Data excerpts
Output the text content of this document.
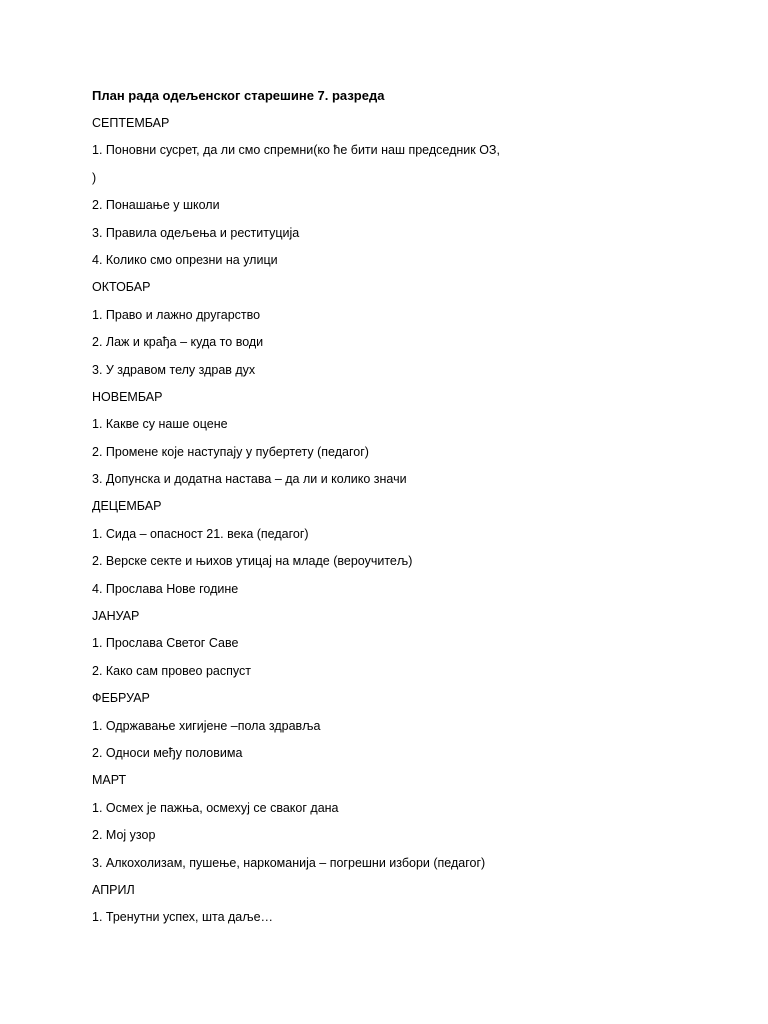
План рада одељенског старешине 7. разреда
СЕПТЕМБАР
1. Поновни сусрет, да ли смо спремни(ко ће бити наш председник ОЗ,
)
2. Понашање у школи
3. Правила одељења и реституција
4. Колико смо опрезни на улици
ОКТОБАР
1. Право и лажно другарство
2. Лаж и крађа – куда то води
3. У здравом телу здрав дух
НОВЕМБАР
1. Какве су наше оцене
2. Промене које наступају у пубертету (педагог)
3. Допунска и додатна настава – да ли и колико значи
ДЕЦЕМБАР
1. Сида – опасност 21. века (педагог)
2. Верске секте и њихов утицај на младе (вероучитељ)
4. Прослава Нове године
ЈАНУАР
1. Прослава Светог Саве
2. Како сам провео распуст
ФЕБРУАР
1. Одржавање хигијене –пола здравља
2. Односи међу половима
МАРТ
1. Осмех је пажња, осмехуј се сваког дана
2. Мој узор
3. Алкохолизам, пушење, наркоманија – погрешни избори (педагог)
АПРИЛ
1. Тренутни успех, шта даље…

§ **Work required**: Leave the pictures out and print the records above exactly as they stand.

§ **Reply**:
Output the text content of this document.
План рада одељенског старешине 7. разреда
СЕПТЕМБАР
1. Поновни сусрет, да ли смо спремни(ко ће бити наш председник ОЗ,
)
2. Понашање у школи
3. Правила одељења и реституција
4. Колико смо опрезни на улици
ОКТОБАР
1. Право и лажно другарство
2. Лаж и крађа – куда то води
3. У здравом телу здрав дух
НОВЕМБАР
1. Какве су наше оцене
2. Промене које наступају у пубертету (педагог)
3. Допунска и додатна настава – да ли и колико значи
ДЕЦЕМБАР
1. Сида – опасност 21. века (педагог)
2. Верске секте и њихов утицај на младе (вероучитељ)
4. Прослава Нове године
ЈАНУАР
1. Прослава Светог Саве
2. Како сам провео распуст
ФЕБРУАР
1. Одржавање хигијене –пола здравља
2. Односи међу половима
МАРТ
1. Осмех је пажња, осмехуј се сваког дана
2. Мој узор
3. Алкохолизам, пушење, наркоманија – погрешни избори (педагог)
АПРИЛ
1. Тренутни успех, шта даље…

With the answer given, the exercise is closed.